Task goal:
Where does the string "with" appear? Copy every line of the entries below that holds it.

Items from a data source:

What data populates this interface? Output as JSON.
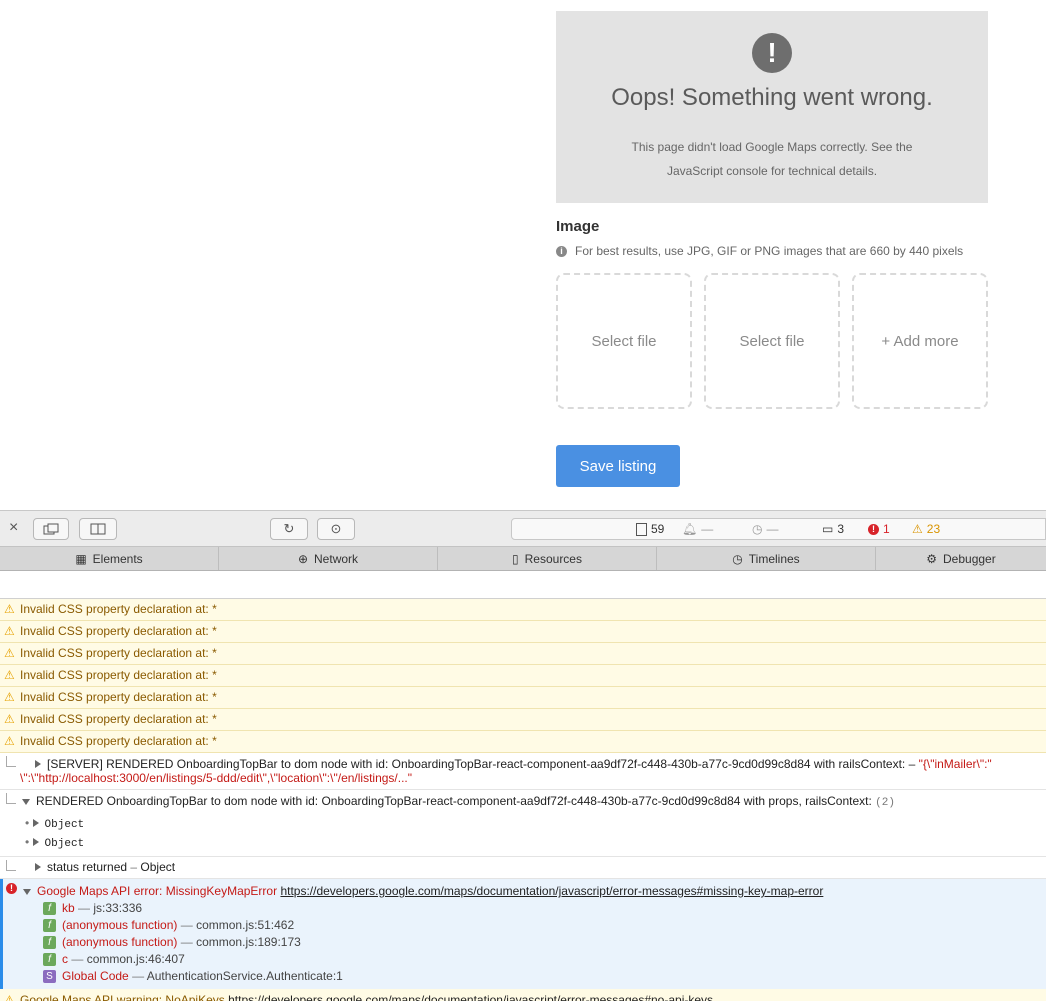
{
  "map_error": {
    "icon": "!",
    "title": "Oops! Something went wrong.",
    "message_line1": "This page didn't load Google Maps correctly. See the",
    "message_line2": "JavaScript console for technical details."
  },
  "image_section": {
    "heading": "Image",
    "hint": "For best results, use JPG, GIF or PNG images that are 660 by 440 pixels",
    "slots": [
      "Select file",
      "Select file",
      "+ Add more"
    ]
  },
  "save_label": "Save listing",
  "devtools": {
    "status": {
      "resources": "59",
      "bell": "—",
      "clock": "—",
      "logs": "3",
      "errors": "1",
      "warnings": "23"
    },
    "tabs": [
      "Elements",
      "Network",
      "Resources",
      "Timelines",
      "Debugger"
    ],
    "console": {
      "warn_text": "Invalid CSS property declaration at: *",
      "server_log_1": "[SERVER] RENDERED OnboardingTopBar to dom node with id: OnboardingTopBar-react-component-aa9df72f-c448-430b-a77c-9cd0d99c8d84 with railsContext: –",
      "server_log_str": "\"{\\\"inMailer\\\":\"",
      "server_log_2": "\\\":\\\"http://localhost:3000/en/listings/5-ddd/edit\\\",\\\"location\\\":\\\"/en/listings/...\"",
      "rendered_log": "RENDERED OnboardingTopBar to dom node with id: OnboardingTopBar-react-component-aa9df72f-c448-430b-a77c-9cd0d99c8d84 with props, railsContext:",
      "rendered_count": "(2)",
      "object_1": "Object",
      "object_2": "Object",
      "status_log": "status returned",
      "status_obj": "Object",
      "error_label": "Google Maps API error: MissingKeyMapError",
      "error_url": "https://developers.google.com/maps/documentation/javascript/error-messages#missing-key-map-error",
      "frames": [
        {
          "badge": "f",
          "name": "kb",
          "loc": "js:33:336"
        },
        {
          "badge": "f",
          "name": "(anonymous function)",
          "loc": "common.js:51:462"
        },
        {
          "badge": "f",
          "name": "(anonymous function)",
          "loc": "common.js:189:173"
        },
        {
          "badge": "f",
          "name": "c",
          "loc": "common.js:46:407"
        },
        {
          "badge": "S",
          "name": "Global Code",
          "loc": "AuthenticationService.Authenticate:1"
        }
      ],
      "warning_label": "Google Maps API warning: NoApiKeys",
      "warning_url": "https://developers.google.com/maps/documentation/javascript/error-messages#no-api-keys"
    }
  }
}
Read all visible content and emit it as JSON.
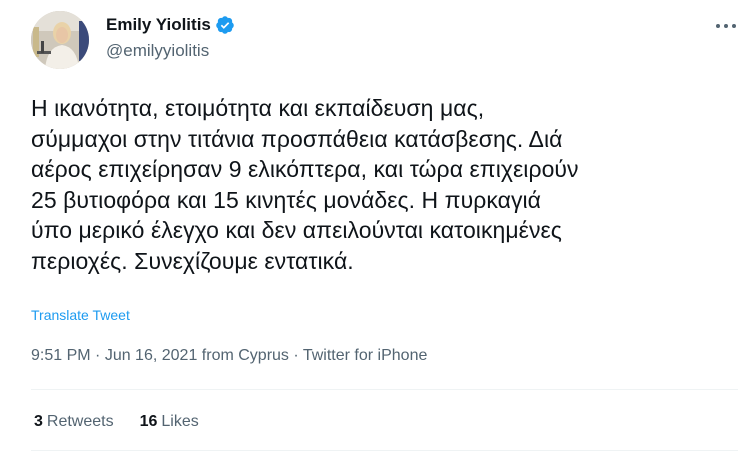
{
  "author": {
    "display_name": "Emily Yiolitis",
    "handle": "@emilyyiolitis",
    "verified": true,
    "verified_color": "#1d9bf0"
  },
  "tweet": {
    "lines": [
      "Η ικανότητα, ετοιμότητα και εκπαίδευση μας,",
      "σύμμαχοι στην τιτάνια προσπάθεια κατάσβεσης. Διά",
      "αέρος επιχείρησαν 9 ελικόπτερα, και τώρα επιχειρούν",
      "25 βυτιοφόρα και 15 κινητές μονάδες. Η πυρκαγιά",
      "ύπο μερικό έλεγχο και δεν απειλούνται κατοικημένες",
      "περιοχές. Συνεχίζουμε εντατικά."
    ],
    "translate_label": "Translate Tweet"
  },
  "meta": {
    "time": "9:51 PM",
    "separator": " · ",
    "date": "Jun 16, 2021",
    "location": "from Cyprus",
    "source": "Twitter for iPhone"
  },
  "stats": {
    "retweets_count": "3",
    "retweets_label": "Retweets",
    "likes_count": "16",
    "likes_label": "Likes"
  },
  "icons": {
    "more": "more-horizontal-icon",
    "verified": "verified-badge-icon"
  }
}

Correct response:
      "server_log_1": "[SERVER] RENDERED OnboardingTopBar to dom node with id: OnboardingTopBar-react-component-aa9df72f-c448-430b-a77c-9cd0d99c8d84 with railsContext: –",
      "rendered_log": "RENDERED OnboardingTopBar to dom node with id: OnboardingTopBar-react-component-aa9df72f-c448-430b-a77c-9cd0d99c8d84 with props, railsContext:",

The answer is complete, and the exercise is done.